# START OF INFORMATION SHOWN

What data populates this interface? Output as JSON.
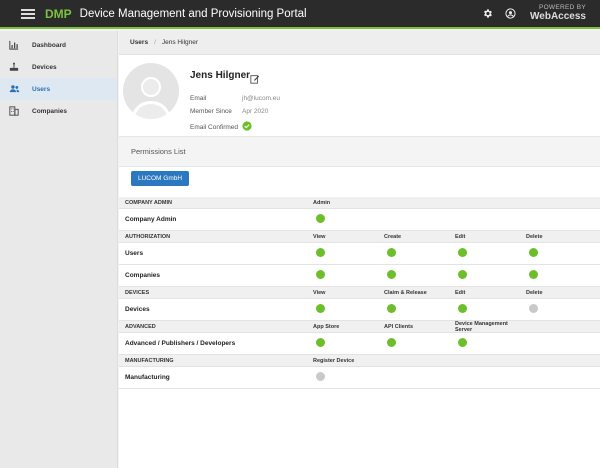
{
  "header": {
    "brand": "DMP",
    "title": "Device Management and Provisioning Portal",
    "powered_by": "POWERED BY",
    "powered_brand": "WebAccess"
  },
  "sidebar": {
    "items": [
      {
        "label": "Dashboard",
        "icon": "bar-chart-icon"
      },
      {
        "label": "Devices",
        "icon": "router-icon"
      },
      {
        "label": "Users",
        "icon": "users-icon",
        "active": true
      },
      {
        "label": "Companies",
        "icon": "building-icon"
      }
    ]
  },
  "breadcrumb": {
    "link": "Users",
    "separator": "/",
    "current": "Jens Hilgner"
  },
  "profile": {
    "name": "Jens Hilgner",
    "email_label": "Email",
    "email_value": "jh@lucom.eu",
    "since_label": "Member Since",
    "since_value": "Apr 2020",
    "confirmed_label": "Email Confirmed"
  },
  "permissions": {
    "title": "Permissions List",
    "company_button": "LUCOM GmbH",
    "sections": [
      {
        "name": "COMPANY ADMIN",
        "columns": [
          "Admin",
          "",
          "",
          ""
        ],
        "rows": [
          {
            "label": "Company Admin",
            "values": [
              "on",
              "",
              "",
              ""
            ]
          }
        ]
      },
      {
        "name": "AUTHORIZATION",
        "columns": [
          "View",
          "Create",
          "Edit",
          "Delete"
        ],
        "rows": [
          {
            "label": "Users",
            "values": [
              "on",
              "on",
              "on",
              "on"
            ]
          },
          {
            "label": "Companies",
            "values": [
              "on",
              "on",
              "on",
              "on"
            ]
          }
        ]
      },
      {
        "name": "DEVICES",
        "columns": [
          "View",
          "Claim & Release",
          "Edit",
          "Delete"
        ],
        "rows": [
          {
            "label": "Devices",
            "values": [
              "on",
              "on",
              "on",
              "off"
            ]
          }
        ]
      },
      {
        "name": "ADVANCED",
        "columns": [
          "App Store",
          "API Clients",
          "Device Management Server",
          ""
        ],
        "rows": [
          {
            "label": "Advanced / Publishers / Developers",
            "values": [
              "on",
              "on",
              "on",
              ""
            ]
          }
        ]
      },
      {
        "name": "MANUFACTURING",
        "columns": [
          "Register Device",
          "",
          "",
          ""
        ],
        "rows": [
          {
            "label": "Manufacturing",
            "values": [
              "off",
              "",
              "",
              ""
            ]
          }
        ]
      }
    ]
  },
  "colors": {
    "accent": "#7cc242",
    "primary": "#2b78c1",
    "topbar": "#2b2b2b",
    "on": "#6cbf2a",
    "off": "#c9c9c9"
  }
}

# END OF INFORMATION SHOWN

**DIRECTION**
Read the lines above. Gather those in which the string "Jens" is found.

**FINAL RESULT**
    "current": "Jens Hilgner"
    "name": "Jens Hilgner",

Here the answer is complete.